--- Start of Available data ---

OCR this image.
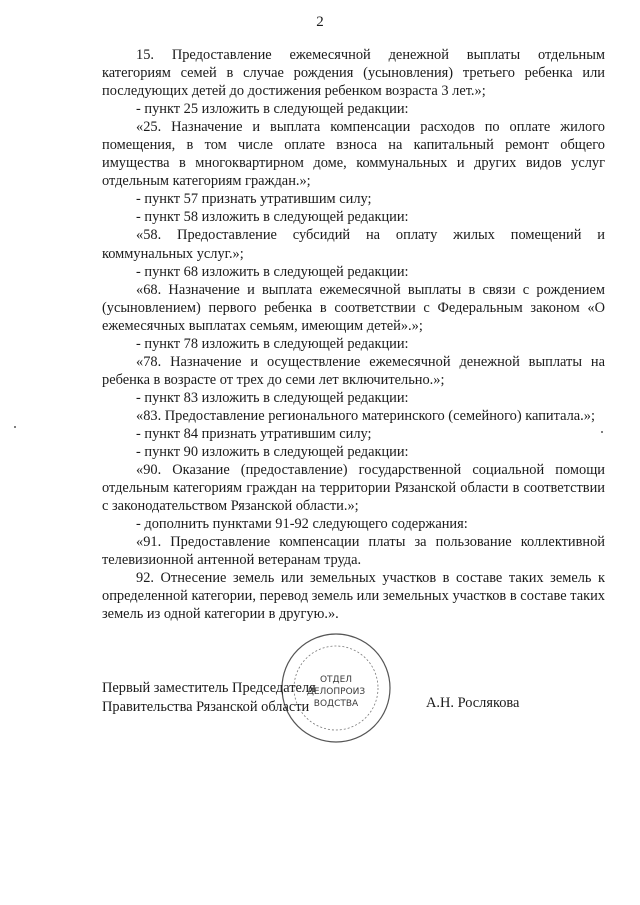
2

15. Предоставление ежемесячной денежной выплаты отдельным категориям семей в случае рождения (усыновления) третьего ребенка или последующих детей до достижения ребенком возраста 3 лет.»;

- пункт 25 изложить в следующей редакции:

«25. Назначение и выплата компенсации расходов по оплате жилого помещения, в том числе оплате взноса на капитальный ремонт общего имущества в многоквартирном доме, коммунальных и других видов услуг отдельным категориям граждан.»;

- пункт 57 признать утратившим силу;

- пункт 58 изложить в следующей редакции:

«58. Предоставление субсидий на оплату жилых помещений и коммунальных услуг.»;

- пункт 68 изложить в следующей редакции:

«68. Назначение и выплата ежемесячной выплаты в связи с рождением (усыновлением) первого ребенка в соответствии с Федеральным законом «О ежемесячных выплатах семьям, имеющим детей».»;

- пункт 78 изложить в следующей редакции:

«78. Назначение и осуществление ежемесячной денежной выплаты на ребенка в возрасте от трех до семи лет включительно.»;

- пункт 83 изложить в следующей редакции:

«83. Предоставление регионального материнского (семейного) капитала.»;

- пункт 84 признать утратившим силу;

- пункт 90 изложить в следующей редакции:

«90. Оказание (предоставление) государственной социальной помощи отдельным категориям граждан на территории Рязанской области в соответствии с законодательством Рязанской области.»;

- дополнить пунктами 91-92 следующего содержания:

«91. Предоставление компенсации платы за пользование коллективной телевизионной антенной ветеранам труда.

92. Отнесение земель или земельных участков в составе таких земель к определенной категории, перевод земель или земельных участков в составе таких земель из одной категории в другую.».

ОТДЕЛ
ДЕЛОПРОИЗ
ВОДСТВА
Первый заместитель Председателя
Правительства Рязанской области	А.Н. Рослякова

--- End of Available data ---
--- Start of Available data ---

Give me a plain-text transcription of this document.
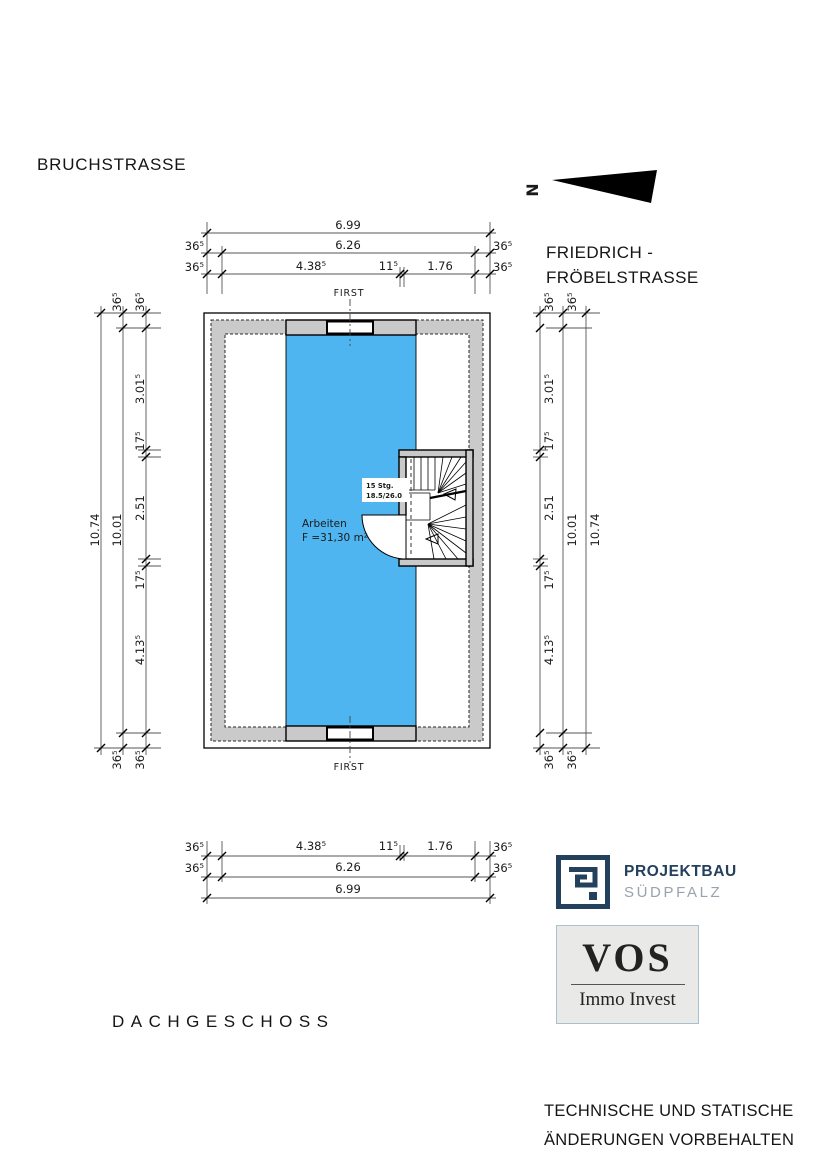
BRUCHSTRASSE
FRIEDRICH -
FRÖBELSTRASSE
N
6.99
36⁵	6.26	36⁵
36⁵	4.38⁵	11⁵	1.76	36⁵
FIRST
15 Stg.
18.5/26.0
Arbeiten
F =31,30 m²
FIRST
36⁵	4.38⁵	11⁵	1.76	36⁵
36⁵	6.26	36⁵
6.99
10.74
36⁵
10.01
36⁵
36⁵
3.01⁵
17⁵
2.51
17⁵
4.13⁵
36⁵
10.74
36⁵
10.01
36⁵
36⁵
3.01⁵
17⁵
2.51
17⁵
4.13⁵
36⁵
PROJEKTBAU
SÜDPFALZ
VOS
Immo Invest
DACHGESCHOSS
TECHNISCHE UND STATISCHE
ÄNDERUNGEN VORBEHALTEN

--- End of Available data ---

> _Task instructions_: Copy each line from the data above that includes "ребенка".

> _The reply_:
15. Предоставление ежемесячной денежной выплаты отдельным категориям семей в случае рождения (усыновления) третьего ребенка или последующих детей до достижения ребенком возраста 3 лет.»;
«68. Назначение и выплата ежемесячной выплаты в связи с рождением (усыновлением) первого ребенка в соответствии с Федеральным законом «О ежемесячных выплатах семьям, имеющим детей».»;
«78. Назначение и осуществление ежемесячной денежной выплаты на ребенка в возрасте от трех до семи лет включительно.»;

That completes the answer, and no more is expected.